Exercise description: Reproduce every line of the listing as written, apart from the pictures.

Records shown:
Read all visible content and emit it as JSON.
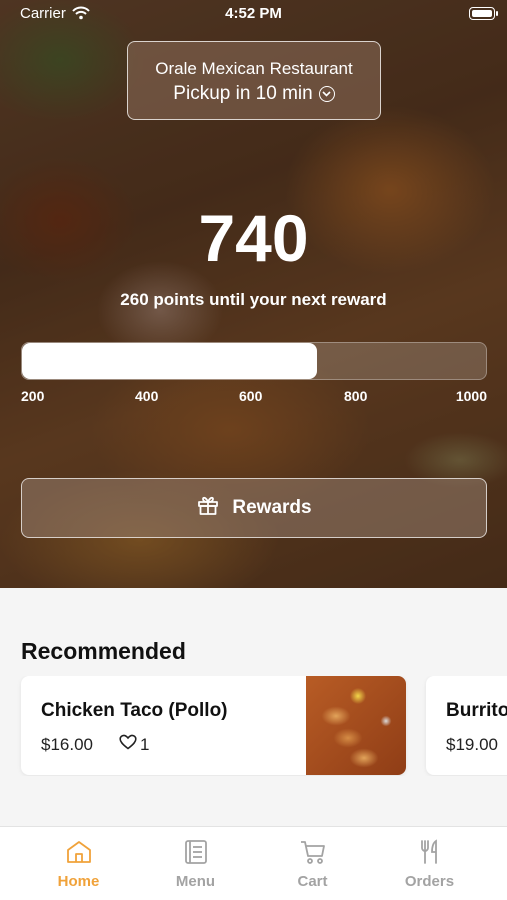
{
  "status_bar": {
    "carrier": "Carrier",
    "time": "4:52 PM"
  },
  "store": {
    "name": "Orale Mexican Restaurant",
    "pickup": "Pickup in 10 min"
  },
  "points": {
    "value": "740",
    "subtitle": "260 points until your next reward",
    "progress_fraction": 0.635,
    "scale_labels": [
      "200",
      "400",
      "600",
      "800",
      "1000"
    ]
  },
  "rewards_button": {
    "label": "Rewards"
  },
  "recommended": {
    "title": "Recommended",
    "items": [
      {
        "name": "Chicken Taco (Pollo)",
        "price": "$16.00",
        "likes": "1"
      },
      {
        "name": "Burrito",
        "price": "$19.00"
      }
    ]
  },
  "tabs": [
    {
      "label": "Home",
      "icon": "home-icon",
      "active": true
    },
    {
      "label": "Menu",
      "icon": "menu-book-icon",
      "active": false
    },
    {
      "label": "Cart",
      "icon": "cart-icon",
      "active": false
    },
    {
      "label": "Orders",
      "icon": "fork-knife-icon",
      "active": false
    }
  ],
  "colors": {
    "accent": "#f0a23a",
    "inactive_tab": "#a3a3a3"
  }
}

Output for this task:
Read all visible content and emit it as JSON.
{
  "status_bar": {
    "carrier": "Carrier",
    "time": "4:52 PM"
  },
  "store": {
    "name": "Orale Mexican Restaurant",
    "pickup": "Pickup in 10 min"
  },
  "points": {
    "value": "740",
    "subtitle": "260 points until your next reward",
    "progress_fraction": 0.635,
    "scale_labels": [
      "200",
      "400",
      "600",
      "800",
      "1000"
    ]
  },
  "rewards_button": {
    "label": "Rewards"
  },
  "recommended": {
    "title": "Recommended",
    "items": [
      {
        "name": "Chicken Taco (Pollo)",
        "price": "$16.00",
        "likes": "1"
      },
      {
        "name": "Burrito",
        "price": "$19.00"
      }
    ]
  },
  "tabs": [
    {
      "label": "Home",
      "icon": "home-icon",
      "active": true
    },
    {
      "label": "Menu",
      "icon": "menu-book-icon",
      "active": false
    },
    {
      "label": "Cart",
      "icon": "cart-icon",
      "active": false
    },
    {
      "label": "Orders",
      "icon": "fork-knife-icon",
      "active": false
    }
  ],
  "colors": {
    "accent": "#f0a23a",
    "inactive_tab": "#a3a3a3"
  }
}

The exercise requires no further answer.